WHAT NEEDS TO BE DONE
Using the records below, count the lines with "JSON" in them. Give the number only.

DATA FOR THE TASK

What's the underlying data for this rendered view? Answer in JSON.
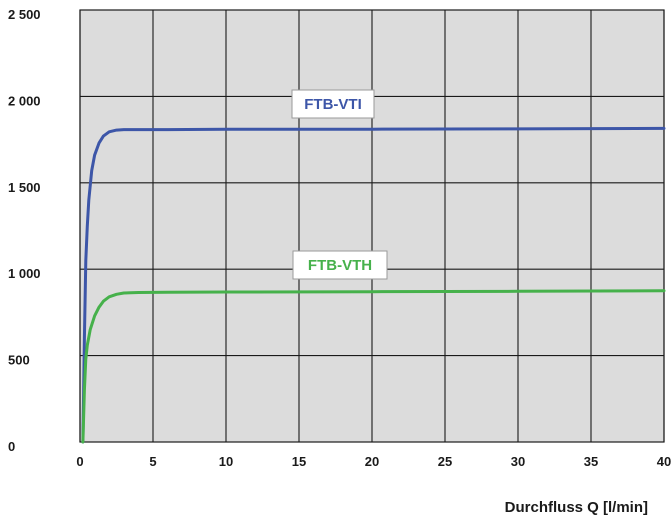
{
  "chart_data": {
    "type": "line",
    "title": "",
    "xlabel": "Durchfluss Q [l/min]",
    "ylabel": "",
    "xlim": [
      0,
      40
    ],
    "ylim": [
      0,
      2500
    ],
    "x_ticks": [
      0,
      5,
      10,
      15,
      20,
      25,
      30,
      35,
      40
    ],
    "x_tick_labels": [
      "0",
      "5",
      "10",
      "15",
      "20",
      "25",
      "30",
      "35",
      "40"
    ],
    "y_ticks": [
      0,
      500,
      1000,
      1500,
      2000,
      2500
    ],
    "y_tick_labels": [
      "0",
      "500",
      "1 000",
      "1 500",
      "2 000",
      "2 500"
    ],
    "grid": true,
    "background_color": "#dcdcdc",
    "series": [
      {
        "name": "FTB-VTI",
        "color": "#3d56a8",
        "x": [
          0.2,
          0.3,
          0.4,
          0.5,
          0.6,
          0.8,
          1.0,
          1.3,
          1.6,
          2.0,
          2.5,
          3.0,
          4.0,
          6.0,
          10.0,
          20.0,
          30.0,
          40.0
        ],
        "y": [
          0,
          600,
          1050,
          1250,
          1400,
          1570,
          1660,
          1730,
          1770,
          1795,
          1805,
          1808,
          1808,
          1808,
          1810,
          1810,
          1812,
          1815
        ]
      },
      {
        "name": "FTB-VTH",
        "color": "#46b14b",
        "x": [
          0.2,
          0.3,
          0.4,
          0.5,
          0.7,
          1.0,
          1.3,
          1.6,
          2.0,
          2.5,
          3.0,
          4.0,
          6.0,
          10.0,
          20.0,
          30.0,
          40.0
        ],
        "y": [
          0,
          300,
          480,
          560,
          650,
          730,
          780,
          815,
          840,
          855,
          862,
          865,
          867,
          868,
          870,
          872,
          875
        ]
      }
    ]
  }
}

---

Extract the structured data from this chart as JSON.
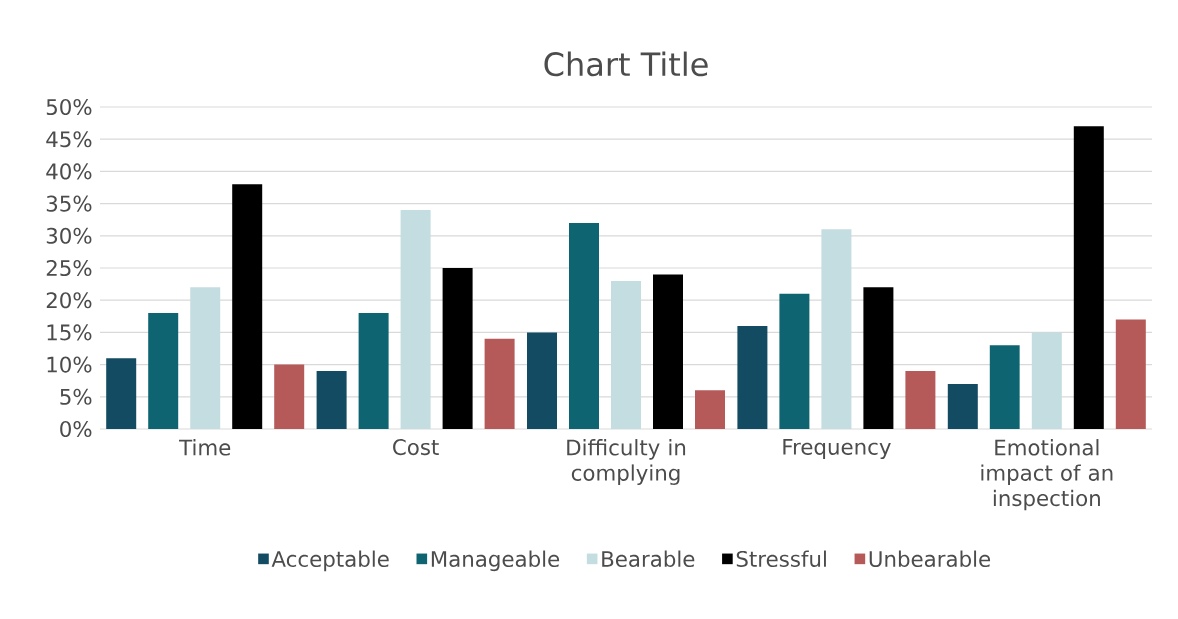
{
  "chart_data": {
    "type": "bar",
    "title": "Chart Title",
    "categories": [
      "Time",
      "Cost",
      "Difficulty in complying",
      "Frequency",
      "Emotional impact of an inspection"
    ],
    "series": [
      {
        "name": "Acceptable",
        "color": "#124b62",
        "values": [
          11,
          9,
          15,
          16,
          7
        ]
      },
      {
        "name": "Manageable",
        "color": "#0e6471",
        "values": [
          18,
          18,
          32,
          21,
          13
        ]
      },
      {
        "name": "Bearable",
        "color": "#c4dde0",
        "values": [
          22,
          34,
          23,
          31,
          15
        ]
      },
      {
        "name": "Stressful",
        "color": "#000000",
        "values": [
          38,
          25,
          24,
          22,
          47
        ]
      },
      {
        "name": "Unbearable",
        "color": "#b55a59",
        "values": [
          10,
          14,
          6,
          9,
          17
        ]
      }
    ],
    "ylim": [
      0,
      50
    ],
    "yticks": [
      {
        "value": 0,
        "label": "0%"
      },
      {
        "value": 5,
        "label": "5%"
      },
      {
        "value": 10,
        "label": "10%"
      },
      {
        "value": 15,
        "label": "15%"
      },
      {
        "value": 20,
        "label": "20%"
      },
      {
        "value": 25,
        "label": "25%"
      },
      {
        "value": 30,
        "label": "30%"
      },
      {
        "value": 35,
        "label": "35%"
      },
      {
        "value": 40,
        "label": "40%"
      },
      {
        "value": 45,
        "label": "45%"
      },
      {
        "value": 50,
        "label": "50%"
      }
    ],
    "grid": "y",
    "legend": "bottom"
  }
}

REPLY
2